## Data for the task

........

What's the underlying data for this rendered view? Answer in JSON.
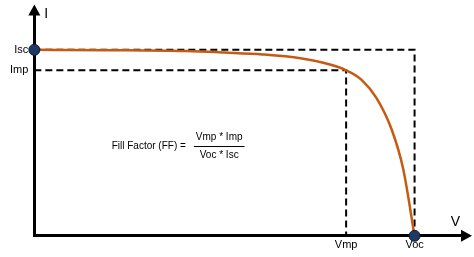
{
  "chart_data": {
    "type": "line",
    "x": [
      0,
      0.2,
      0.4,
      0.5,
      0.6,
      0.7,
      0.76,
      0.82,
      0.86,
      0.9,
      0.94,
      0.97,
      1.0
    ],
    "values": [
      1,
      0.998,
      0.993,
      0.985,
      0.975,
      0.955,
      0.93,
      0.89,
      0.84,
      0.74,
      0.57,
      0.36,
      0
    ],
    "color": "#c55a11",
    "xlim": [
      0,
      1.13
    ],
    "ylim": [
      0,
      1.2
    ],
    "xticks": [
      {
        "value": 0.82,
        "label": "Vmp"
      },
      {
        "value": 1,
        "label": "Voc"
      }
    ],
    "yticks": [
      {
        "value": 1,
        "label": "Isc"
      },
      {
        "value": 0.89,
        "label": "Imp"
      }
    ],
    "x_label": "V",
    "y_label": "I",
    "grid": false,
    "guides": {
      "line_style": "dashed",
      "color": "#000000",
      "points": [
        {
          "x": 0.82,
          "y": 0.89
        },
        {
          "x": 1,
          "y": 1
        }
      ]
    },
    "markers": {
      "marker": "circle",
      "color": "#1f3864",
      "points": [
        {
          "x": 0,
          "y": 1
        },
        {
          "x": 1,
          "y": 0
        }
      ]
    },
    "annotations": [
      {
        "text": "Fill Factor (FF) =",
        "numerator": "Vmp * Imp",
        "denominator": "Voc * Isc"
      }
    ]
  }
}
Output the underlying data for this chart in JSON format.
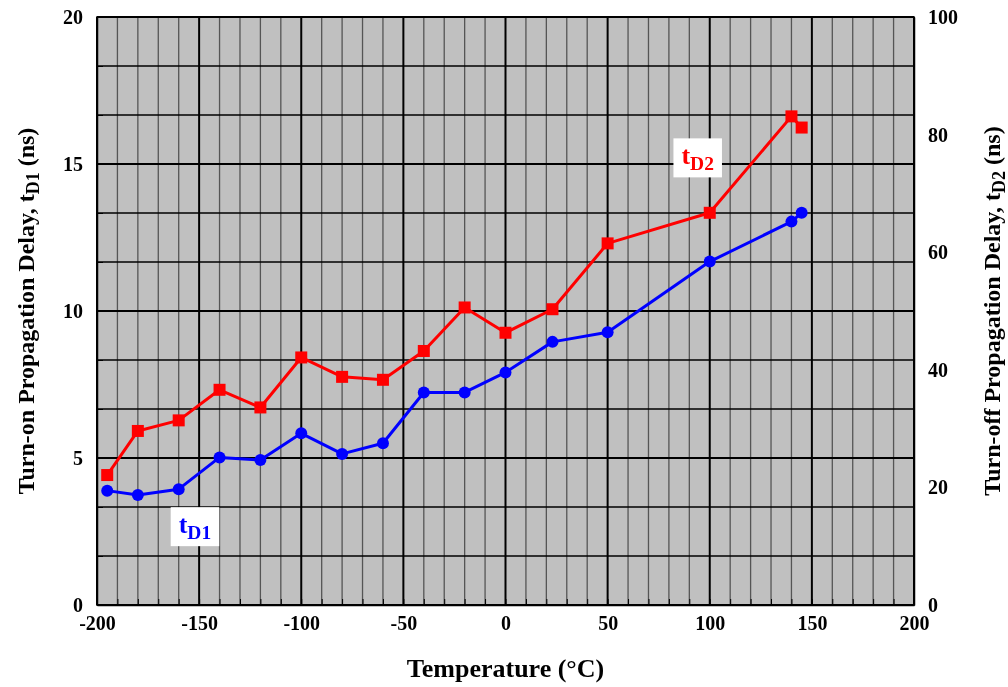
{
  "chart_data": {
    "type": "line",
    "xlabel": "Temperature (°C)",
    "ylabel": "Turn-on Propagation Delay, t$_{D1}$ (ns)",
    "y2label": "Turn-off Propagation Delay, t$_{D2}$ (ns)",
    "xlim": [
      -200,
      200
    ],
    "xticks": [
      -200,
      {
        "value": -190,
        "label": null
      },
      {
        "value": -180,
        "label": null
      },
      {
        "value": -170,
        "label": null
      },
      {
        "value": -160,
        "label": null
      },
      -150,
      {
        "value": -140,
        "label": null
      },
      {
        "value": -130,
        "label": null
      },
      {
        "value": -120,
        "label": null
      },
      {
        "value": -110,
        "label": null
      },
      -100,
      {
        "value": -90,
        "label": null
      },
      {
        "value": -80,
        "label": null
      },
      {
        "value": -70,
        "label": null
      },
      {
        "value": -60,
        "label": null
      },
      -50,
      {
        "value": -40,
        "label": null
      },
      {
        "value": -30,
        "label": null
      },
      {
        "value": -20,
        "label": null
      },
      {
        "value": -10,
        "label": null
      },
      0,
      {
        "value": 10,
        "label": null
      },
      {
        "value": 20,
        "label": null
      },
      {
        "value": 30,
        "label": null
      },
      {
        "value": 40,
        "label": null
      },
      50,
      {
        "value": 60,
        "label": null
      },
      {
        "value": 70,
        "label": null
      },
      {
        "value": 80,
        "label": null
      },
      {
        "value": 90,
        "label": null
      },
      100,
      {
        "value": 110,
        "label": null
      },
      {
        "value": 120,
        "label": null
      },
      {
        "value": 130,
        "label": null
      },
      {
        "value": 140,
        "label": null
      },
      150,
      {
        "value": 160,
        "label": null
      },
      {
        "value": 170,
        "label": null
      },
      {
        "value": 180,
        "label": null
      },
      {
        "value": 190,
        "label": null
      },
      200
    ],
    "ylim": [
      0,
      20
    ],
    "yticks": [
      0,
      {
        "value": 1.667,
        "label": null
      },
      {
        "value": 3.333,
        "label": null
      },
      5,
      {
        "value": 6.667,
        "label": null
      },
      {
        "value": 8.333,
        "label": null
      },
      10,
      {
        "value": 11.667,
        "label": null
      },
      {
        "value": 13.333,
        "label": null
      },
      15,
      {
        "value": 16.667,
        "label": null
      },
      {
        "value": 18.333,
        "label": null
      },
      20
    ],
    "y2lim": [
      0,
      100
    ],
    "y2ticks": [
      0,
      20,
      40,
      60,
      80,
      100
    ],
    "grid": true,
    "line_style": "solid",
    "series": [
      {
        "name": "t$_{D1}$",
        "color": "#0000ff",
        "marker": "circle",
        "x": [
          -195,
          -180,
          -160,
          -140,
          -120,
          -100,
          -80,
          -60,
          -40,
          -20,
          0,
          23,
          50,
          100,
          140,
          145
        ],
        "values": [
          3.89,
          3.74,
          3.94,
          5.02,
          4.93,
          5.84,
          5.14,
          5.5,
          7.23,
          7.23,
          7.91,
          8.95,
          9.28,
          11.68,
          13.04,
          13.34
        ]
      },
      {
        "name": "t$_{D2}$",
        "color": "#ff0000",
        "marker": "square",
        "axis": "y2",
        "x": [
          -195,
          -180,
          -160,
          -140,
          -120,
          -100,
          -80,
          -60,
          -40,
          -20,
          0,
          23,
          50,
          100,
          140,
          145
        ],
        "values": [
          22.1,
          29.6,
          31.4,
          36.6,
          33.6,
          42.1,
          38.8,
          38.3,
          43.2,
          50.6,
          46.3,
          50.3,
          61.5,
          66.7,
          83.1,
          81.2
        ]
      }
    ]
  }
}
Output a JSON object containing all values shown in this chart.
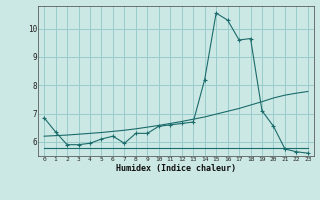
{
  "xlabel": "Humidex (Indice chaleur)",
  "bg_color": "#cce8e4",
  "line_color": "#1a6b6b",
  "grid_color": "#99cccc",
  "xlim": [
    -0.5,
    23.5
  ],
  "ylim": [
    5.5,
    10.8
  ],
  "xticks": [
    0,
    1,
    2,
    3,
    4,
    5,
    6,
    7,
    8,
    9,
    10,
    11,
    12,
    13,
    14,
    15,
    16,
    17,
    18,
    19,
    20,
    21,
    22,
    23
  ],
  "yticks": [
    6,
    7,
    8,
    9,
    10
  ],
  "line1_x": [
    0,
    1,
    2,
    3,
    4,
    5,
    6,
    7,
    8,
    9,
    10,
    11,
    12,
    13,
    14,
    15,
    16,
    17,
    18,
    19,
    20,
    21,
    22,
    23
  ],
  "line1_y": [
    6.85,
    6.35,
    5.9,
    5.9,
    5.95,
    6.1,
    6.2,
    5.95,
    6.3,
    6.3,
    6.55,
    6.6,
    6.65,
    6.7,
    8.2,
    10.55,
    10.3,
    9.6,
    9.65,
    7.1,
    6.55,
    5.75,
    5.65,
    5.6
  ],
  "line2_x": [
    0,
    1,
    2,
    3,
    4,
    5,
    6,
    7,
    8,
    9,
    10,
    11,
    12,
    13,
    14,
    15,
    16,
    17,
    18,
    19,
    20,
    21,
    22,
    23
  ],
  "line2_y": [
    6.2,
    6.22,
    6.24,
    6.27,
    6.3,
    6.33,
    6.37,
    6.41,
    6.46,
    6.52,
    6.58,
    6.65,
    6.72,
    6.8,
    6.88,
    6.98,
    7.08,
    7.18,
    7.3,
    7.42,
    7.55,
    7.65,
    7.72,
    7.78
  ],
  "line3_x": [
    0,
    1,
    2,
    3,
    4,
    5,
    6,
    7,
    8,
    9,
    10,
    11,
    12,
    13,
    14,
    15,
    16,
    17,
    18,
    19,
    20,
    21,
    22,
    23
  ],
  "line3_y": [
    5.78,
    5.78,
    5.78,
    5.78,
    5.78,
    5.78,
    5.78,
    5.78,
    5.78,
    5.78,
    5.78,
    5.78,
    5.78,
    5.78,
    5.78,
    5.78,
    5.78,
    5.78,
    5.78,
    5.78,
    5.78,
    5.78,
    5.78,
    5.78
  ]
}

........

## Written problem
Print the complete listing exactly as it stands, without its pictures.

## Expected output
What's the underlying data for this rendered view? Answer in JSON.
{
  "chart_data": {
    "type": "line",
    "x": [
      0,
      0.2,
      0.4,
      0.5,
      0.6,
      0.7,
      0.76,
      0.82,
      0.86,
      0.9,
      0.94,
      0.97,
      1.0
    ],
    "values": [
      1,
      0.998,
      0.993,
      0.985,
      0.975,
      0.955,
      0.93,
      0.89,
      0.84,
      0.74,
      0.57,
      0.36,
      0
    ],
    "color": "#c55a11",
    "xlim": [
      0,
      1.13
    ],
    "ylim": [
      0,
      1.2
    ],
    "xticks": [
      {
        "value": 0.82,
        "label": "Vmp"
      },
      {
        "value": 1,
        "label": "Voc"
      }
    ],
    "yticks": [
      {
        "value": 1,
        "label": "Isc"
      },
      {
        "value": 0.89,
        "label": "Imp"
      }
    ],
    "x_label": "V",
    "y_label": "I",
    "grid": false,
    "guides": {
      "line_style": "dashed",
      "color": "#000000",
      "points": [
        {
          "x": 0.82,
          "y": 0.89
        },
        {
          "x": 1,
          "y": 1
        }
      ]
    },
    "markers": {
      "marker": "circle",
      "color": "#1f3864",
      "points": [
        {
          "x": 0,
          "y": 1
        },
        {
          "x": 1,
          "y": 0
        }
      ]
    },
    "annotations": [
      {
        "text": "Fill Factor (FF) =",
        "numerator": "Vmp * Imp",
        "denominator": "Voc * Isc"
      }
    ]
  }
}
Output the underlying data for this chart in JSON format.
{
  "chart_data": {
    "type": "line",
    "xlabel": "Temperature (°C)",
    "ylabel": "Turn-on Propagation Delay, t$_{D1}$ (ns)",
    "y2label": "Turn-off Propagation Delay, t$_{D2}$ (ns)",
    "xlim": [
      -200,
      200
    ],
    "xticks": [
      -200,
      {
        "value": -190,
        "label": null
      },
      {
        "value": -180,
        "label": null
      },
      {
        "value": -170,
        "label": null
      },
      {
        "value": -160,
        "label": null
      },
      -150,
      {
        "value": -140,
        "label": null
      },
      {
        "value": -130,
        "label": null
      },
      {
        "value": -120,
        "label": null
      },
      {
        "value": -110,
        "label": null
      },
      -100,
      {
        "value": -90,
        "label": null
      },
      {
        "value": -80,
        "label": null
      },
      {
        "value": -70,
        "label": null
      },
      {
        "value": -60,
        "label": null
      },
      -50,
      {
        "value": -40,
        "label": null
      },
      {
        "value": -30,
        "label": null
      },
      {
        "value": -20,
        "label": null
      },
      {
        "value": -10,
        "label": null
      },
      0,
      {
        "value": 10,
        "label": null
      },
      {
        "value": 20,
        "label": null
      },
      {
        "value": 30,
        "label": null
      },
      {
        "value": 40,
        "label": null
      },
      50,
      {
        "value": 60,
        "label": null
      },
      {
        "value": 70,
        "label": null
      },
      {
        "value": 80,
        "label": null
      },
      {
        "value": 90,
        "label": null
      },
      100,
      {
        "value": 110,
        "label": null
      },
      {
        "value": 120,
        "label": null
      },
      {
        "value": 130,
        "label": null
      },
      {
        "value": 140,
        "label": null
      },
      150,
      {
        "value": 160,
        "label": null
      },
      {
        "value": 170,
        "label": null
      },
      {
        "value": 180,
        "label": null
      },
      {
        "value": 190,
        "label": null
      },
      200
    ],
    "ylim": [
      0,
      20
    ],
    "yticks": [
      0,
      {
        "value": 1.667,
        "label": null
      },
      {
        "value": 3.333,
        "label": null
      },
      5,
      {
        "value": 6.667,
        "label": null
      },
      {
        "value": 8.333,
        "label": null
      },
      10,
      {
        "value": 11.667,
        "label": null
      },
      {
        "value": 13.333,
        "label": null
      },
      15,
      {
        "value": 16.667,
        "label": null
      },
      {
        "value": 18.333,
        "label": null
      },
      20
    ],
    "y2lim": [
      0,
      100
    ],
    "y2ticks": [
      0,
      20,
      40,
      60,
      80,
      100
    ],
    "grid": true,
    "line_style": "solid",
    "series": [
      {
        "name": "t$_{D1}$",
        "color": "#0000ff",
        "marker": "circle",
        "x": [
          -195,
          -180,
          -160,
          -140,
          -120,
          -100,
          -80,
          -60,
          -40,
          -20,
          0,
          23,
          50,
          100,
          140,
          145
        ],
        "values": [
          3.89,
          3.74,
          3.94,
          5.02,
          4.93,
          5.84,
          5.14,
          5.5,
          7.23,
          7.23,
          7.91,
          8.95,
          9.28,
          11.68,
          13.04,
          13.34
        ]
      },
      {
        "name": "t$_{D2}$",
        "color": "#ff0000",
        "marker": "square",
        "axis": "y2",
        "x": [
          -195,
          -180,
          -160,
          -140,
          -120,
          -100,
          -80,
          -60,
          -40,
          -20,
          0,
          23,
          50,
          100,
          140,
          145
        ],
        "values": [
          22.1,
          29.6,
          31.4,
          36.6,
          33.6,
          42.1,
          38.8,
          38.3,
          43.2,
          50.6,
          46.3,
          50.3,
          61.5,
          66.7,
          83.1,
          81.2
        ]
      }
    ]
  }
}
Output a JSON object containing all values shown in this chart.
{
  "xlabel": "Humidex (Indice chaleur)",
  "bg_color": "#cce8e4",
  "line_color": "#1a6b6b",
  "grid_color": "#99cccc",
  "xlim": [
    -0.5,
    23.5
  ],
  "ylim": [
    5.5,
    10.8
  ],
  "xticks": [
    0,
    1,
    2,
    3,
    4,
    5,
    6,
    7,
    8,
    9,
    10,
    11,
    12,
    13,
    14,
    15,
    16,
    17,
    18,
    19,
    20,
    21,
    22,
    23
  ],
  "yticks": [
    6,
    7,
    8,
    9,
    10
  ],
  "line1_x": [
    0,
    1,
    2,
    3,
    4,
    5,
    6,
    7,
    8,
    9,
    10,
    11,
    12,
    13,
    14,
    15,
    16,
    17,
    18,
    19,
    20,
    21,
    22,
    23
  ],
  "line1_y": [
    6.85,
    6.35,
    5.9,
    5.9,
    5.95,
    6.1,
    6.2,
    5.95,
    6.3,
    6.3,
    6.55,
    6.6,
    6.65,
    6.7,
    8.2,
    10.55,
    10.3,
    9.6,
    9.65,
    7.1,
    6.55,
    5.75,
    5.65,
    5.6
  ],
  "line2_x": [
    0,
    1,
    2,
    3,
    4,
    5,
    6,
    7,
    8,
    9,
    10,
    11,
    12,
    13,
    14,
    15,
    16,
    17,
    18,
    19,
    20,
    21,
    22,
    23
  ],
  "line2_y": [
    6.2,
    6.22,
    6.24,
    6.27,
    6.3,
    6.33,
    6.37,
    6.41,
    6.46,
    6.52,
    6.58,
    6.65,
    6.72,
    6.8,
    6.88,
    6.98,
    7.08,
    7.18,
    7.3,
    7.42,
    7.55,
    7.65,
    7.72,
    7.78
  ],
  "line3_x": [
    0,
    1,
    2,
    3,
    4,
    5,
    6,
    7,
    8,
    9,
    10,
    11,
    12,
    13,
    14,
    15,
    16,
    17,
    18,
    19,
    20,
    21,
    22,
    23
  ],
  "line3_y": [
    5.78,
    5.78,
    5.78,
    5.78,
    5.78,
    5.78,
    5.78,
    5.78,
    5.78,
    5.78,
    5.78,
    5.78,
    5.78,
    5.78,
    5.78,
    5.78,
    5.78,
    5.78,
    5.78,
    5.78,
    5.78,
    5.78,
    5.78,
    5.78
  ]
}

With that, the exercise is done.